▶ [WHAT THE EXERCISE ASKS]: Write out all lines holding the word "that".

▶ [LISTED RECORDS]:
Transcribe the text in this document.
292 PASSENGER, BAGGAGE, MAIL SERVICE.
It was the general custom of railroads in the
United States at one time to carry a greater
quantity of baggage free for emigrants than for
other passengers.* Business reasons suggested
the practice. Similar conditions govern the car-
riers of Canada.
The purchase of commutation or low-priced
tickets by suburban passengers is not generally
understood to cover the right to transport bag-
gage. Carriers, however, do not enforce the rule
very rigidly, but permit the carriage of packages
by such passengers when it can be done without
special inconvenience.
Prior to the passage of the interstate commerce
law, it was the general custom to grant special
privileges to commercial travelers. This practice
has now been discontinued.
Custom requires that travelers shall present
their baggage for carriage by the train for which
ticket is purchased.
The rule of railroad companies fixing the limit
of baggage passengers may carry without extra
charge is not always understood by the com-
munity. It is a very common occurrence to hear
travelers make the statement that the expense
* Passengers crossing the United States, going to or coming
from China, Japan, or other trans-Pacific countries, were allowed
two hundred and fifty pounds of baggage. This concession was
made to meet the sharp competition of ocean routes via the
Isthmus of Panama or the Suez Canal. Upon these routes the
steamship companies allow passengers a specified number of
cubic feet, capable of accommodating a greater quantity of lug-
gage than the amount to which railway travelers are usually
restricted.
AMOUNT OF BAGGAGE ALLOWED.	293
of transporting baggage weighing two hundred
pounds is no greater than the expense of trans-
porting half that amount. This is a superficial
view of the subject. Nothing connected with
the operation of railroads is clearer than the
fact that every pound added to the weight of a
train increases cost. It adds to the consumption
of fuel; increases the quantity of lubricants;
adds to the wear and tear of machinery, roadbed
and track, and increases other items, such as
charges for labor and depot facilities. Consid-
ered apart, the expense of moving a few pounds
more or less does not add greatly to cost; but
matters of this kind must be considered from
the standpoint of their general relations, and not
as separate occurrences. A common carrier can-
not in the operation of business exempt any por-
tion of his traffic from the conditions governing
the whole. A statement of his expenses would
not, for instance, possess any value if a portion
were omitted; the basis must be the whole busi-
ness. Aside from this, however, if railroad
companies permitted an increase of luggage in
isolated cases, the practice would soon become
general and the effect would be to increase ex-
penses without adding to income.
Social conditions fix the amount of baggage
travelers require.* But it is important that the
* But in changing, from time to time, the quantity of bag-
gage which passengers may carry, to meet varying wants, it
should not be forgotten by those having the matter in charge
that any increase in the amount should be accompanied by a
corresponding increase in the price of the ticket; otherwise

▶ [THE COMPLETED TASK]:
Custom requires that travelers shall present
travelers make the statement that the expense
porting half that amount. This is a superficial
fact that every pound added to the weight of a
travelers require.* But it is important that the
that any increase in the amount should be accompanied by a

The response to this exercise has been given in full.